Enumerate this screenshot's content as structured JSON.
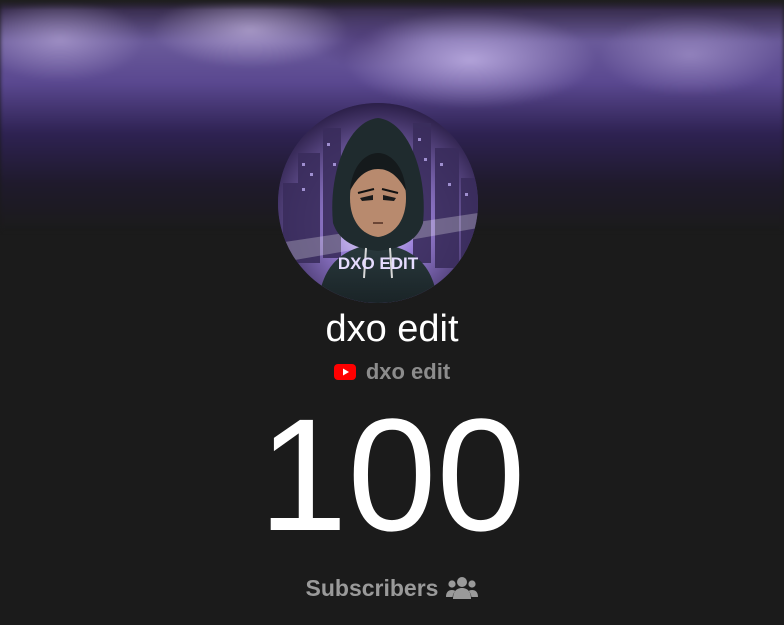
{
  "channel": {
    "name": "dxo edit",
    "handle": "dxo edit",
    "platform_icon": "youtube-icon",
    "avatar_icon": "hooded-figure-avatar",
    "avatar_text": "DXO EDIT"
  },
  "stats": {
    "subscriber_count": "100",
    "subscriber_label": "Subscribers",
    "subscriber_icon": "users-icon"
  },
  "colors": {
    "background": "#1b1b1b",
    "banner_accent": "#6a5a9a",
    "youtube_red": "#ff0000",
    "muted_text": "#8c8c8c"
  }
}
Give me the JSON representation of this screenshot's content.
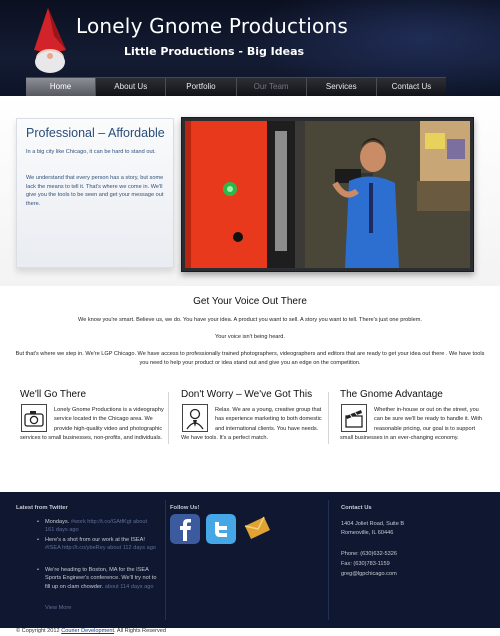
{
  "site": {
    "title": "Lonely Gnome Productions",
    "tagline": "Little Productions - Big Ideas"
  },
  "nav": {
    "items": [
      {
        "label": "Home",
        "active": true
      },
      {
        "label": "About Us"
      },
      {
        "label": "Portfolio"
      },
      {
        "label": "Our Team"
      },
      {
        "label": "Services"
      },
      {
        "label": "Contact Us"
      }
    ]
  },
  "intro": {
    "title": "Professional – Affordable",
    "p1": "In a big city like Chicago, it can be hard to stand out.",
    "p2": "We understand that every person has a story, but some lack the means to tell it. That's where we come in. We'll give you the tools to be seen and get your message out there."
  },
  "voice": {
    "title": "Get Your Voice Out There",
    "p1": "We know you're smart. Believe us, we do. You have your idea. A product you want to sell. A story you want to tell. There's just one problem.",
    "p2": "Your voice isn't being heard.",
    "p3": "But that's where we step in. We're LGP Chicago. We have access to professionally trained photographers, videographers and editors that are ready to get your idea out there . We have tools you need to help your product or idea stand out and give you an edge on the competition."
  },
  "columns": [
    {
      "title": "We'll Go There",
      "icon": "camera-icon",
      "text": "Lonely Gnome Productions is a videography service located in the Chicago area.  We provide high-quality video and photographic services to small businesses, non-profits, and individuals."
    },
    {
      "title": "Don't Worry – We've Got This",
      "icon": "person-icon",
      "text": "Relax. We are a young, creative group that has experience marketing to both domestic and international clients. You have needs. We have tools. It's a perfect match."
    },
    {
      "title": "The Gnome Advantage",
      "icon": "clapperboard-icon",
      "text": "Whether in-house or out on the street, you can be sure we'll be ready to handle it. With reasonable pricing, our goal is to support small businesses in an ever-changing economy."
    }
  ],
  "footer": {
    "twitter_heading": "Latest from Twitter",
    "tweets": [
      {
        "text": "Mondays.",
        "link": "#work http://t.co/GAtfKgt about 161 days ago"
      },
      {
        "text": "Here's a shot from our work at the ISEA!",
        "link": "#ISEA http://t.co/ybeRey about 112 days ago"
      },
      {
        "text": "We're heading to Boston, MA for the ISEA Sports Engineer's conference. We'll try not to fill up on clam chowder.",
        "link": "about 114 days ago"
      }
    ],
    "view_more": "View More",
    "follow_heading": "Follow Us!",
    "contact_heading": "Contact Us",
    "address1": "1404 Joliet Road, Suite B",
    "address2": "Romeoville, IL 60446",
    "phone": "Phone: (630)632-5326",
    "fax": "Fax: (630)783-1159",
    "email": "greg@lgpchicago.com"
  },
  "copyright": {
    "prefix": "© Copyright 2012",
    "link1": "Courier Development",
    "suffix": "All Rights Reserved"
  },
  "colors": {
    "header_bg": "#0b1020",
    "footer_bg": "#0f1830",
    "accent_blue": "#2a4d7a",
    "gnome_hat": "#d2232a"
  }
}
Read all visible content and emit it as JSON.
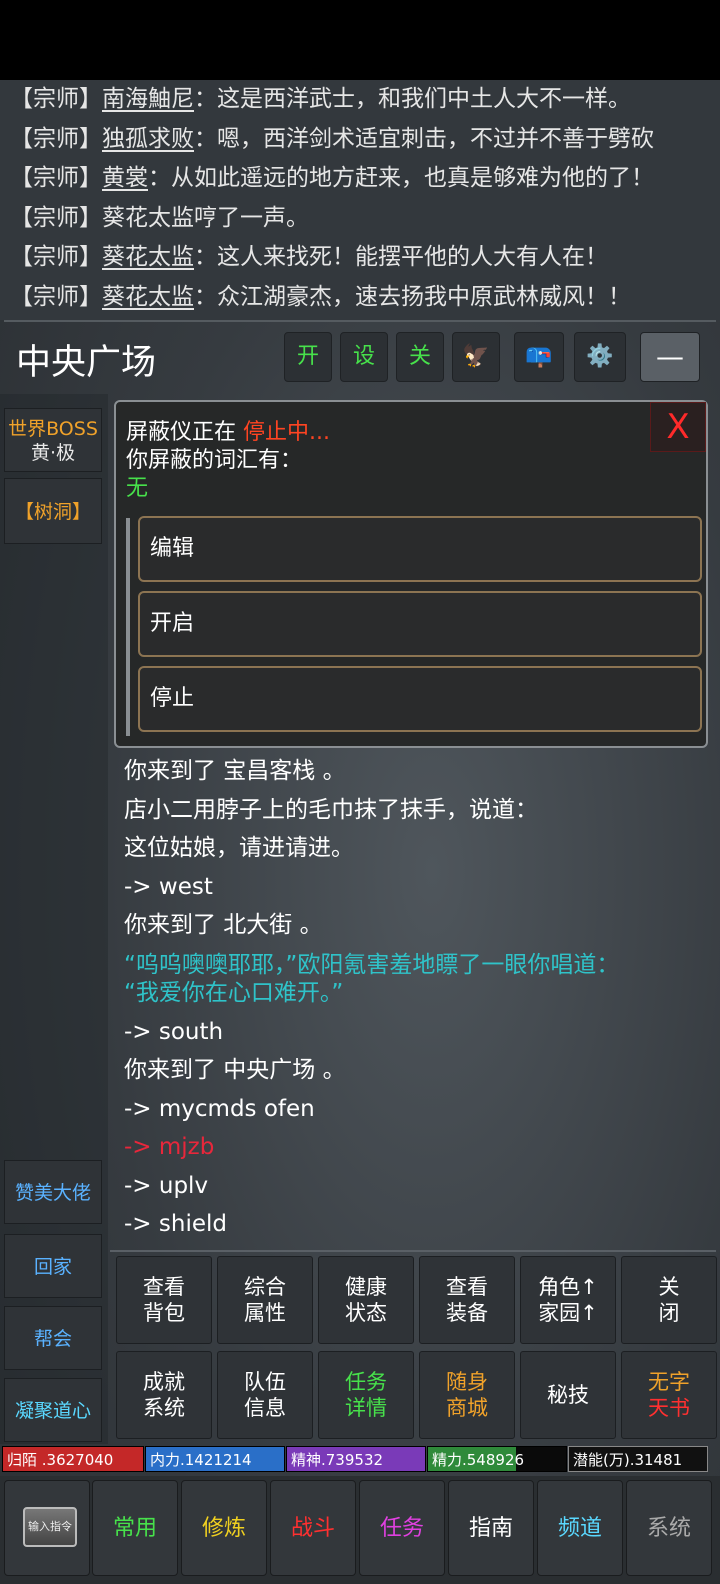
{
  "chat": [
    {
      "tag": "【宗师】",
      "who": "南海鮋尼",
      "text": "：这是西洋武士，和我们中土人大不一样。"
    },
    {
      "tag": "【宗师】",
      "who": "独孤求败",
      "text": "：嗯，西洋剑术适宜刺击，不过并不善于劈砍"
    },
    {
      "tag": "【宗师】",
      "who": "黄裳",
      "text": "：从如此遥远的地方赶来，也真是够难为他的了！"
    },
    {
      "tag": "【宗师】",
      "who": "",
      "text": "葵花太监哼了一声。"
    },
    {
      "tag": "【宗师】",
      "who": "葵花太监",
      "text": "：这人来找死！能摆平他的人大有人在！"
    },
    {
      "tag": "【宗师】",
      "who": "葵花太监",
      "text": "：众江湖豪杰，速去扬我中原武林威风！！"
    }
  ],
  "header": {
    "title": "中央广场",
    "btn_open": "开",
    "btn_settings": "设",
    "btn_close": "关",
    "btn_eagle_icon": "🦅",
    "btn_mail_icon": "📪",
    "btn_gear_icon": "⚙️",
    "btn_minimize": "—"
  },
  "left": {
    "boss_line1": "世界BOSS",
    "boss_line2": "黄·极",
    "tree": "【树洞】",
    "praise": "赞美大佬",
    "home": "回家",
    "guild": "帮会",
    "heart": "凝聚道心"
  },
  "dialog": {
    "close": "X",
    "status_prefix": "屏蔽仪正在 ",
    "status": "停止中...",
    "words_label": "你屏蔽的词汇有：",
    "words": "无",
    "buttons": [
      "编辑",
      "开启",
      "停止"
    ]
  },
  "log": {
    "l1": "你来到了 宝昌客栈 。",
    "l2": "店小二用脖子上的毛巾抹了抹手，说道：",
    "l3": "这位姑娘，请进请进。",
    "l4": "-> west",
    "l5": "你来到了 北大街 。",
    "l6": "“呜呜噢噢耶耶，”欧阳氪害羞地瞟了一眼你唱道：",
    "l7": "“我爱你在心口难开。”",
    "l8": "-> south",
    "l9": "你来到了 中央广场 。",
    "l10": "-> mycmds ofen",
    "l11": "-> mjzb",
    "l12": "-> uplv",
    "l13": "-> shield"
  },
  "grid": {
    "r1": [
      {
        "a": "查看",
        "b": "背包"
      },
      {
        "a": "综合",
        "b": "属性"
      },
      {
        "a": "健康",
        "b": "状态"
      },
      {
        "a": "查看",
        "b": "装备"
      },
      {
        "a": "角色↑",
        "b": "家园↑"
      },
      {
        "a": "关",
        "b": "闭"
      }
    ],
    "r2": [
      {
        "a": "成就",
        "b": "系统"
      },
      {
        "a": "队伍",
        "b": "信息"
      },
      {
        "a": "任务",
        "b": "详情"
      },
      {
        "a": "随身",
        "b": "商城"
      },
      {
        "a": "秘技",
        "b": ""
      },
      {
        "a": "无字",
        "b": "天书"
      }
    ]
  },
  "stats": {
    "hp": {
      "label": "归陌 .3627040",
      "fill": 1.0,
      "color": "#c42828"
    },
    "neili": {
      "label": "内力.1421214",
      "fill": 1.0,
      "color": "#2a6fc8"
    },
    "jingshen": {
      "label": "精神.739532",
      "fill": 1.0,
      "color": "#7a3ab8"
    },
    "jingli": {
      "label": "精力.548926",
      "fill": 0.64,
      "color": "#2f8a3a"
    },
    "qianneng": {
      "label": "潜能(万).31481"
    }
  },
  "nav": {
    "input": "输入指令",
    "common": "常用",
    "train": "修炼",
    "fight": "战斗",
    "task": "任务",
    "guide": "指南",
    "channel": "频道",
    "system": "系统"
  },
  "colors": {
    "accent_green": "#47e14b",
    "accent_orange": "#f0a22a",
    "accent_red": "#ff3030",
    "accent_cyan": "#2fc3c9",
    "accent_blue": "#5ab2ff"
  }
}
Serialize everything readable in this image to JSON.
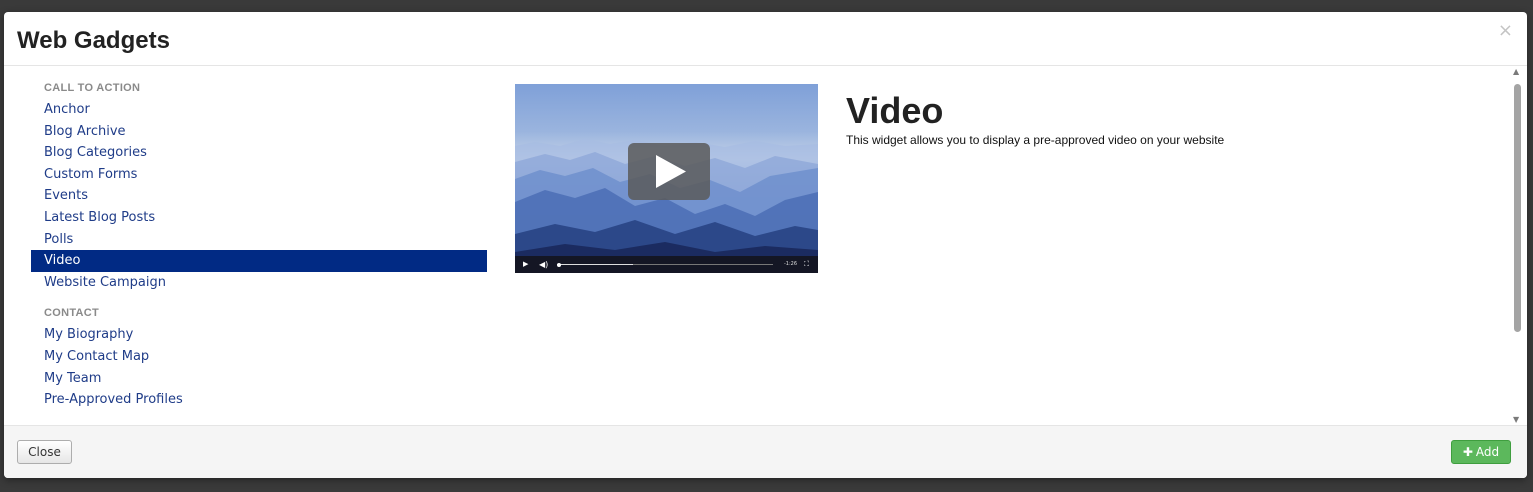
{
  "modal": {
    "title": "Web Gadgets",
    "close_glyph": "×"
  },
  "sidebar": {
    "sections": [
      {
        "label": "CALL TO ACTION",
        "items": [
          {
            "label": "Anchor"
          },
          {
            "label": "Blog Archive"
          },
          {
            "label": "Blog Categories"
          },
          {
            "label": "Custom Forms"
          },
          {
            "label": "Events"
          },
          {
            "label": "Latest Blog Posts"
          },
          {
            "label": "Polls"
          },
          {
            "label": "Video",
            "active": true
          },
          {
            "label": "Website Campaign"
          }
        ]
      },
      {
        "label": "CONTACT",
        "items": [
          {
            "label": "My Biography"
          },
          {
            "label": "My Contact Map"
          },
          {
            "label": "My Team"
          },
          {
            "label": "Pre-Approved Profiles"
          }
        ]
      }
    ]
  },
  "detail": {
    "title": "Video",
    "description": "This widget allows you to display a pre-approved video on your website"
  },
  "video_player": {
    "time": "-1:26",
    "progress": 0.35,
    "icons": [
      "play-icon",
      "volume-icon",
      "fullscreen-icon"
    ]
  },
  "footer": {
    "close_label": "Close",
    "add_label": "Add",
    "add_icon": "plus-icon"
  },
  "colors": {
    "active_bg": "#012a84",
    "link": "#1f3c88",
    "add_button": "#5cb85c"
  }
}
---
● STATED TASK: Pull out all lines in the data above that include "where".

● ANSWER FOR THIS EXERCISE:
    "p2": "We understand that every person has a story, but some lack the means to tell it. That's where we come in. We'll give you the tools to be seen and get your message out there."
    "p3": "But that's where we step in. We're LGP Chicago. We have access to professionally trained photographers, videographers and editors that are ready to get your idea out there . We have tools you need to help your product or idea stand out and give you an edge on the competition."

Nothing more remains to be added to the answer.